━━ Material for this task

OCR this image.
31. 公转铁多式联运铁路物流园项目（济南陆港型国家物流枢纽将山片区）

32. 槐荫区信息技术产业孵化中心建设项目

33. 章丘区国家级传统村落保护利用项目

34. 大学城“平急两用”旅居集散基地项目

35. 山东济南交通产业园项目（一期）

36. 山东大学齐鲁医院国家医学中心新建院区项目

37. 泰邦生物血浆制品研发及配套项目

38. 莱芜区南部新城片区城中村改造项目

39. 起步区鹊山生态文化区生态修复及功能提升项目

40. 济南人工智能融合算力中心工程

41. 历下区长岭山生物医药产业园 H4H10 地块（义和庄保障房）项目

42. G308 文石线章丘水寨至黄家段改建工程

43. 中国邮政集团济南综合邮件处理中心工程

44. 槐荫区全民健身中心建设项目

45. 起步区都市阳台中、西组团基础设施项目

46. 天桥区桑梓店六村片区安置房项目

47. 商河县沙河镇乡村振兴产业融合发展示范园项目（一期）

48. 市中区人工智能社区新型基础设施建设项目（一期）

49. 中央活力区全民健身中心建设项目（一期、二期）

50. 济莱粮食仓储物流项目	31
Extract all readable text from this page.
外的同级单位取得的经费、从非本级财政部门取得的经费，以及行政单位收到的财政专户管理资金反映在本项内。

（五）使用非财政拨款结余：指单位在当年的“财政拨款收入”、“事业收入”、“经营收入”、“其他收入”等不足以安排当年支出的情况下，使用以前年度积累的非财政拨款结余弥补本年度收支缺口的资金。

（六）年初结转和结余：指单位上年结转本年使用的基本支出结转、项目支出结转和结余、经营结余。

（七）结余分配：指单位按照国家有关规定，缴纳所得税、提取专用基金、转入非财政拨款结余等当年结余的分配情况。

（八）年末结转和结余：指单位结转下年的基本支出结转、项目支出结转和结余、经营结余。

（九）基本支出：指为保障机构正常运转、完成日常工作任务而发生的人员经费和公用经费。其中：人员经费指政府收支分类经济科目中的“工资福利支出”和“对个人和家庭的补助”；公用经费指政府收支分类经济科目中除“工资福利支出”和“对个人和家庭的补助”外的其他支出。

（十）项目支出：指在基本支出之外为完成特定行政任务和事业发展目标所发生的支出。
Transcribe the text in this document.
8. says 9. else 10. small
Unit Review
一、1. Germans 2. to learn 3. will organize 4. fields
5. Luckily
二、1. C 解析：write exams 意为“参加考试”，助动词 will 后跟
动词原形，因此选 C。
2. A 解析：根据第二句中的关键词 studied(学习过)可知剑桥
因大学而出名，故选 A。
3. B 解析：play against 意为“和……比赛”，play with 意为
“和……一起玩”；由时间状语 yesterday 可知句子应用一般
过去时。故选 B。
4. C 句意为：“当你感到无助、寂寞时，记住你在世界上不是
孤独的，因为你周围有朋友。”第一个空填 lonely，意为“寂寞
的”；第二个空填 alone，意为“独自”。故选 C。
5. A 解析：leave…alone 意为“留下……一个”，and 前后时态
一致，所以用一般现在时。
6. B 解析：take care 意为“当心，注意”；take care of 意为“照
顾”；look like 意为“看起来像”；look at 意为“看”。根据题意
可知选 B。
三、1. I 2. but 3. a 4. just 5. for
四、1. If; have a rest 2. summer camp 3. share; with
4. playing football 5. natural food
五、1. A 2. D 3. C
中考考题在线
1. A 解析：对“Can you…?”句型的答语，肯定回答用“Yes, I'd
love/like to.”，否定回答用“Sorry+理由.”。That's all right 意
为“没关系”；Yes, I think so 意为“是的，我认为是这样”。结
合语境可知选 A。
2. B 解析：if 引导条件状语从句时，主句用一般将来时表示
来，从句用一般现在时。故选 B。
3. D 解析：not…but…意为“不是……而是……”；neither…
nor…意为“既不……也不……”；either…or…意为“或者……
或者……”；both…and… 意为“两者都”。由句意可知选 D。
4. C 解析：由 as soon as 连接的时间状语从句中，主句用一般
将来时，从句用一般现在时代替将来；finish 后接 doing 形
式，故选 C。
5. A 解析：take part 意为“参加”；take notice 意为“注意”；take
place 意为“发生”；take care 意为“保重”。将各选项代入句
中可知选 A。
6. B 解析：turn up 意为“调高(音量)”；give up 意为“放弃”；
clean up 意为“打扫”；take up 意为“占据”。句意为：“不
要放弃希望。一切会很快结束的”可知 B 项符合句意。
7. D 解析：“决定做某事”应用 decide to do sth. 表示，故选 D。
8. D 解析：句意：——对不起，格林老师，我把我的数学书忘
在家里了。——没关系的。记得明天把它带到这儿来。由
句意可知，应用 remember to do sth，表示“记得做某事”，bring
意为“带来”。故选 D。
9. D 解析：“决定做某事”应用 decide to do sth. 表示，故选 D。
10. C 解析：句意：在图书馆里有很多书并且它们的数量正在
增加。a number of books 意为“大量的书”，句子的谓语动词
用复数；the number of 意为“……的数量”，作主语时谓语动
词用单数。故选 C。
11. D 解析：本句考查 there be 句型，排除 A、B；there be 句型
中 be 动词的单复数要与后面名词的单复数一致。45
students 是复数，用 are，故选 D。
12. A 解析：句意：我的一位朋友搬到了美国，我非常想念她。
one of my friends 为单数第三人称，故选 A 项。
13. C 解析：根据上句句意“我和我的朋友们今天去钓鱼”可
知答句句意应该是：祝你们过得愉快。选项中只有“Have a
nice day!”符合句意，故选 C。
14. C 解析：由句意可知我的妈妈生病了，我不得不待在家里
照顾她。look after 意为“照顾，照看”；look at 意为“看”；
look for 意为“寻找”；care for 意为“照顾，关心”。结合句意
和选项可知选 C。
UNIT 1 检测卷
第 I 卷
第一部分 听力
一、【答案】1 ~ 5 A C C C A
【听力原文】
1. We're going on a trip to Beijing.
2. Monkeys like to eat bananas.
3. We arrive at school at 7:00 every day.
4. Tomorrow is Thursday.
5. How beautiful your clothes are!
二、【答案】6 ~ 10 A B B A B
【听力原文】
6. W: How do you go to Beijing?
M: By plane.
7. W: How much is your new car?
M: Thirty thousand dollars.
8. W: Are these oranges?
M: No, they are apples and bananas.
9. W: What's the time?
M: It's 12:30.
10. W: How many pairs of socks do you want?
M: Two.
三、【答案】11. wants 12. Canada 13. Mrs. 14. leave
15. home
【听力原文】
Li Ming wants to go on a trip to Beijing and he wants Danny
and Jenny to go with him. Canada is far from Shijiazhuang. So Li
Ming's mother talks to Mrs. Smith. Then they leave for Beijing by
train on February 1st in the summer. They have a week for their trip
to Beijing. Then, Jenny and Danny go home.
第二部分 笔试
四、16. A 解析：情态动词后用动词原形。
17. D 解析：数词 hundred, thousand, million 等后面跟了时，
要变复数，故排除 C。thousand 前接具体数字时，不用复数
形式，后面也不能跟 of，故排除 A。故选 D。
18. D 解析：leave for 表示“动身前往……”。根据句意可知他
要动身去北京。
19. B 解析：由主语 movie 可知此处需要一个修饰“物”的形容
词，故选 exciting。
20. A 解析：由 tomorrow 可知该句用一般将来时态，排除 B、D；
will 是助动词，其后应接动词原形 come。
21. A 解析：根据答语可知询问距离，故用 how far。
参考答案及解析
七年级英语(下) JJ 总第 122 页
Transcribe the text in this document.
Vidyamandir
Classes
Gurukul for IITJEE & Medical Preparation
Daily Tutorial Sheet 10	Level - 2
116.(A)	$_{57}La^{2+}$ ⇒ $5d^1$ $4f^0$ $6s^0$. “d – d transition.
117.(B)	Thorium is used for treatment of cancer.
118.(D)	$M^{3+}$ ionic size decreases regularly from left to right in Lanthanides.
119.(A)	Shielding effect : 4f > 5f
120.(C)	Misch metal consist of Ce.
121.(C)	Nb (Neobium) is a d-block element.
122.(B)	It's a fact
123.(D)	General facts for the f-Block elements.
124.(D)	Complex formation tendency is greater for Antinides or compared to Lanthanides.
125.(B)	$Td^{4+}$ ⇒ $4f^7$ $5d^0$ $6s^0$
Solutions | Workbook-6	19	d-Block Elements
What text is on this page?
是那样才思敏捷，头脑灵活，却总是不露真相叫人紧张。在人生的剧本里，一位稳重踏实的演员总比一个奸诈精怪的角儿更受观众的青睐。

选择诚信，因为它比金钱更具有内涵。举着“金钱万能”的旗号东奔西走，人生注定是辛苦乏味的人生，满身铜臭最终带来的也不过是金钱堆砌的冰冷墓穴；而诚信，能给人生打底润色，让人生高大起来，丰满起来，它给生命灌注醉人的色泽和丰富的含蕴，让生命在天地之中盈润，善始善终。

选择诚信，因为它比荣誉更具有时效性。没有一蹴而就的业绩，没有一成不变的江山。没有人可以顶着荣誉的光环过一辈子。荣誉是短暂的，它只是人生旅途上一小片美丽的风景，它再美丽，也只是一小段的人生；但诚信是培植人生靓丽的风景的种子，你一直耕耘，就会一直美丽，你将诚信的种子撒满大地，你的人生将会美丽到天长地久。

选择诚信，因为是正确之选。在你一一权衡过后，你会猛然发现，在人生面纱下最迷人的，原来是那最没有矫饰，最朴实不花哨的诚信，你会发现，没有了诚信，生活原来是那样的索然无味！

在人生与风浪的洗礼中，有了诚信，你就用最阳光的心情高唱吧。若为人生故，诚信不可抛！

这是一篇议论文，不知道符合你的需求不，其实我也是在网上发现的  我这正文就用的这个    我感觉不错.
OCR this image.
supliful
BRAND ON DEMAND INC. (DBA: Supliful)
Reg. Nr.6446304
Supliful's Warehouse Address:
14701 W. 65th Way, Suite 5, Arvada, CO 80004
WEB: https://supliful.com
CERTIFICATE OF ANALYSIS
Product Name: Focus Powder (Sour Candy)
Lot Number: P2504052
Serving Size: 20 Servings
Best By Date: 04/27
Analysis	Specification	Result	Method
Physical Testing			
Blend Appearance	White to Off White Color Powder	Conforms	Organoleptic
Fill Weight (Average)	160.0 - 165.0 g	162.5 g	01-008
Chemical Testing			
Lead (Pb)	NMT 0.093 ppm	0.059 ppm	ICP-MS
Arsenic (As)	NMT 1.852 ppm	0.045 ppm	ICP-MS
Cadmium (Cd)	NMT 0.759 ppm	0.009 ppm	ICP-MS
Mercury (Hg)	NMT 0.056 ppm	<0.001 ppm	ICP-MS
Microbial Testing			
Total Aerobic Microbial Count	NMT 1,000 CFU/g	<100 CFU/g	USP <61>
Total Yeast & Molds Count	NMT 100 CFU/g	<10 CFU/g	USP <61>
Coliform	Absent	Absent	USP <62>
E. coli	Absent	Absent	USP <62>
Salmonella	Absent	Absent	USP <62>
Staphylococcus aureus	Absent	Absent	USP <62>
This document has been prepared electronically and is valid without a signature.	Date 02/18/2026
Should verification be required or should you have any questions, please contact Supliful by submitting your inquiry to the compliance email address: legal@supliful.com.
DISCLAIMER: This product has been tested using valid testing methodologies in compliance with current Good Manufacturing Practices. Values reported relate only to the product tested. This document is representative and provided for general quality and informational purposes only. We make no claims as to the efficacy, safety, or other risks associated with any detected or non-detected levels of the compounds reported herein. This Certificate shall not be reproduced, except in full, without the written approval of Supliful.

━━━━

What the exercise asks:
In the records, locate each line holding the string "Absent" and copy it.

Complete output:
Coliform	Absent	Absent	USP <62>
E. coli	Absent	Absent	USP <62>
Salmonella	Absent	Absent	USP <62>
Staphylococcus aureus	Absent	Absent	USP <62>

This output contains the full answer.